→ **DOCUMENT TEXT**
□ □ □ □ □

Evidence suggests that minimum tillage and plant residue retention in CA enhance abundance and diversity of soil biota including nematodes (Overstreet et al., 2010; Henneron et al., 2014). A recent study in China also found that both organic and inorganic fertilizer application alters soil fauna diversity (Wang et al., 2016). Nematodes live in the soil and are more responsive to mechanical soil disturbance than surface dwelling invertebrates (Wardle et al., 1995). It is thought that tillage and fertilizer application act on nematodes through bottom-up effects by influencing food availability at the lower trophic level or top-down effects by causing direct mortality (Shennan, 2008; Wang et al., 2016).
Enhanced soil biodiversity is evidence of improved soil quality which in turn results in improved cropping system productivity (Wachira et al., 2014; Lehman et al., 2015). Practices such as tillage system, residue management, and fertilizer regime may induce shifts in abundance and composition of soil fauna, including nematodes, through influencing soil physical and chemical properties. Soil-dwelling nematodes perform different roles in the agro-ecosystem, and respond differently to ecosystem disturbance (Neher, 2001; Neher et al., 2005). Whilst most studies in agro-ecosystems have focused on the response of plant-parasitic nematodes to disturbance caused by agricultural land use (Donald et al., 2009; McSorley and Gallaher, 1993), the response and collaborative role of different nematode feeding groups in agro-ecosystems need further investigation.
Plant residue retention on the soil surface under CA, coupled with mineral fertilizer application, may influence micro fauna activity and community composition (Bot and Benites, 1992; Okada and Harada, 2007). However, the results of previous studies on the response of nematode fauna and other soil biota to tillage and fertilizer management seem to be variable, inconclusive, and contradictory (Wardle et al., 1995; Donald et al., 2009; Henneron et al., 2014). Plant-parasitic nematodes are pests of agricultural crops that can cause economic yield losses to crops (Nicol et al., 2011). In maize, nematodes can cause yield losses of 4% to 7% (Norton, 1983, 1984; Reis et al., 2008).
The objectives of the present study were to determine plant-parasitic nematode: (i) population densities, (ii) composition, and (iii) association with maize grain yield under different tillage systems and fertilizer regimes. It was hypothesized that: (i) plant-parasitic nematode population density and diversity increase with increasing intensity of mechanical tillage and rising mineral fertilizer levels, and (ii) maize grain yield response under different tillage and fertilizer regimes is not affected by nematode population density and composition.

□ □ □ □ □

→ **TASK OBJECTIVE**
Copy from the text on tillage, fertilizer and nematodes the passage starting with "The objectives of" and going on through "density and composition.". Answer from the text only.

□ □ □ □ □

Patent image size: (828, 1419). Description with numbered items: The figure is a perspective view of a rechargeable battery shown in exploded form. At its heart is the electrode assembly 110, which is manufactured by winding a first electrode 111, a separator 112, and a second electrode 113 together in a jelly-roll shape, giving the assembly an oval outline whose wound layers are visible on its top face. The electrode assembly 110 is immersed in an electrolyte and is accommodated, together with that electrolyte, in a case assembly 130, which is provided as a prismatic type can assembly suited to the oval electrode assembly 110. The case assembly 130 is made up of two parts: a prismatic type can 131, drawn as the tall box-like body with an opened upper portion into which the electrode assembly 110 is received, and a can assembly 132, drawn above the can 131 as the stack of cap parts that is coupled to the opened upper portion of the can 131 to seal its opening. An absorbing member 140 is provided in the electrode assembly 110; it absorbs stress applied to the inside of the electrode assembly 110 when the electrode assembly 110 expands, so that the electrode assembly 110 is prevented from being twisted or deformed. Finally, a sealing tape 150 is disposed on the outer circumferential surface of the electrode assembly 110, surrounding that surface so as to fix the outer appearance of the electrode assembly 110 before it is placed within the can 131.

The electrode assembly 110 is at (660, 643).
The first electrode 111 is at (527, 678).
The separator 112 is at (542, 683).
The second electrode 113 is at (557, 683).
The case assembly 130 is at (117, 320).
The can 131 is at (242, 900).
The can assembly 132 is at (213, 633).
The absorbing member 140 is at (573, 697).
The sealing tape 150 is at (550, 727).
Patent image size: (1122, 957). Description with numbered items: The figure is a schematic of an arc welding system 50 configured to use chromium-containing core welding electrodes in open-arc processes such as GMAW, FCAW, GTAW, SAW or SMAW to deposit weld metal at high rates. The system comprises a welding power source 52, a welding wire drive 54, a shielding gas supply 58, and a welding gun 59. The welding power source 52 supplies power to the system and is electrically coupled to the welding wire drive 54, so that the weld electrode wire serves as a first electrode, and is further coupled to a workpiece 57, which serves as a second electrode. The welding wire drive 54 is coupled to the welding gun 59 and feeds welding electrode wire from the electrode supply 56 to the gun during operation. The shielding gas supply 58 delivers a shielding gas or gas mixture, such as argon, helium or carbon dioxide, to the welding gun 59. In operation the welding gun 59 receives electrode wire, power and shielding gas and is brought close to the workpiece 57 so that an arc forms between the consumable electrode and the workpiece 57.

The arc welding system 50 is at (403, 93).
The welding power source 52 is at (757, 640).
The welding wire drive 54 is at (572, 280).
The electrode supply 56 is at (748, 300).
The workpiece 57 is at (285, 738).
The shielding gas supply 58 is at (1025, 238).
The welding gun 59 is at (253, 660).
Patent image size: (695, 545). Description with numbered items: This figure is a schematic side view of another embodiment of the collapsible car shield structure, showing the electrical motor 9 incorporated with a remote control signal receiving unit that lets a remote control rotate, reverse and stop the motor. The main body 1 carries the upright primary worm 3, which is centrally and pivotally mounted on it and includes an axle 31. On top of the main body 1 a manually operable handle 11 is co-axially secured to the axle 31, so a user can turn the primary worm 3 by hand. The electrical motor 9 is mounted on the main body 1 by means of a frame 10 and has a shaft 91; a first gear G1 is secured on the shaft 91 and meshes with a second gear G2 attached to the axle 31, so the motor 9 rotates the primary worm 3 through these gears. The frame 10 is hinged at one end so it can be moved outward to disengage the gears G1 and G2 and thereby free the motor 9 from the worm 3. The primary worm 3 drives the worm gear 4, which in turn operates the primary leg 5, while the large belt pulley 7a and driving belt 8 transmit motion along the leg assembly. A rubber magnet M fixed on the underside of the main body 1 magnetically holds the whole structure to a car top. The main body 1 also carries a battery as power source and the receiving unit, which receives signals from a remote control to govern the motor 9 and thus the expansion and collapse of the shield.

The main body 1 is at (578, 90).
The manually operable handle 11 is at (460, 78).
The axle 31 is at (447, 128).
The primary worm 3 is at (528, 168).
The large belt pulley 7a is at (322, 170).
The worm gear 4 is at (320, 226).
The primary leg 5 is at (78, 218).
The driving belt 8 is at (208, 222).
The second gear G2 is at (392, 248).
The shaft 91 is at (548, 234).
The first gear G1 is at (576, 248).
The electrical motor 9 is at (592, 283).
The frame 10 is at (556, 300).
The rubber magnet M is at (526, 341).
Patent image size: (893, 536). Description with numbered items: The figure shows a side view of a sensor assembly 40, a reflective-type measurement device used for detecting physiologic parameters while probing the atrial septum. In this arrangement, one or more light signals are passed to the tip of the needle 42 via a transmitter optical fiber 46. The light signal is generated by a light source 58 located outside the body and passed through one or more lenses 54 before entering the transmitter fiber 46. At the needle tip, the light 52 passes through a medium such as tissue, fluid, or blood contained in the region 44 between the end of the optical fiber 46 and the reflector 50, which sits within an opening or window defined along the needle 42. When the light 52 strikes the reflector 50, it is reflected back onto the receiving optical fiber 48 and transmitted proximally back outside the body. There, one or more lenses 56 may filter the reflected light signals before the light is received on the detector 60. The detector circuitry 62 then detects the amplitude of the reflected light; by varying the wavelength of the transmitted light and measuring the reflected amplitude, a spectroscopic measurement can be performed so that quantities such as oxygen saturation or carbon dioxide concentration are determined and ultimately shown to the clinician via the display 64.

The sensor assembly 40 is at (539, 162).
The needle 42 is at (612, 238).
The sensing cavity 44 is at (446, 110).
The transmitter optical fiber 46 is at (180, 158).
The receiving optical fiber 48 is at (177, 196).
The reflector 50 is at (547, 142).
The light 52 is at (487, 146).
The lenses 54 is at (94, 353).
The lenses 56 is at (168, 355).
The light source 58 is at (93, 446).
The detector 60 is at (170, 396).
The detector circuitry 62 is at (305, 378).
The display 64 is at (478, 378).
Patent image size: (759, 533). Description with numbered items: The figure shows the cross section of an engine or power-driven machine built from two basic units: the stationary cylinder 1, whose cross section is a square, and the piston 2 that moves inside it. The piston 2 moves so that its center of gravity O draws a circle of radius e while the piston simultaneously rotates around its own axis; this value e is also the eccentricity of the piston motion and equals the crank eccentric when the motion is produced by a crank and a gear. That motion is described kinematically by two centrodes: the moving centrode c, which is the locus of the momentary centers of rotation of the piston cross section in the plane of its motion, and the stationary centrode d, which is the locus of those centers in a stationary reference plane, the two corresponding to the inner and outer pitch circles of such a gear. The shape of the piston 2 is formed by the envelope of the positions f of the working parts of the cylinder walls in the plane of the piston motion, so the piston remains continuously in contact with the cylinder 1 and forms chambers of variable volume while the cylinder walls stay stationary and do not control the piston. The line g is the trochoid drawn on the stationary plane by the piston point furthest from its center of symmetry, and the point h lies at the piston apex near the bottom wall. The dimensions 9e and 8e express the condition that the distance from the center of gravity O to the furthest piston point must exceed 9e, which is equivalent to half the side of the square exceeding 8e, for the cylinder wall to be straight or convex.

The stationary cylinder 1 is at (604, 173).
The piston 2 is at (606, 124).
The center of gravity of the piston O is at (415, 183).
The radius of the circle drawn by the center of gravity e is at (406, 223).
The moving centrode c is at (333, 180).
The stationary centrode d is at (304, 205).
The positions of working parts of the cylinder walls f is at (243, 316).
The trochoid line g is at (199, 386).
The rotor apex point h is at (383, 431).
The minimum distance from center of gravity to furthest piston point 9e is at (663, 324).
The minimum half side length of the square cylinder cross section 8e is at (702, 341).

□ □ □ □ □

→ **WRITTEN SOLUTION**
The objectives of the present study were to determine plant-parasitic nematode: (i) population densities, (ii) composition, and (iii) association with maize grain yield under different tillage systems and fertilizer regimes. It was hypothesized that: (i) plant-parasitic nematode population density and diversity increase with increasing intensity of mechanical tillage and rising mineral fertilizer levels, and (ii) maize grain yield response under different tillage and fertilizer regimes is not affected by nematode population density and composition.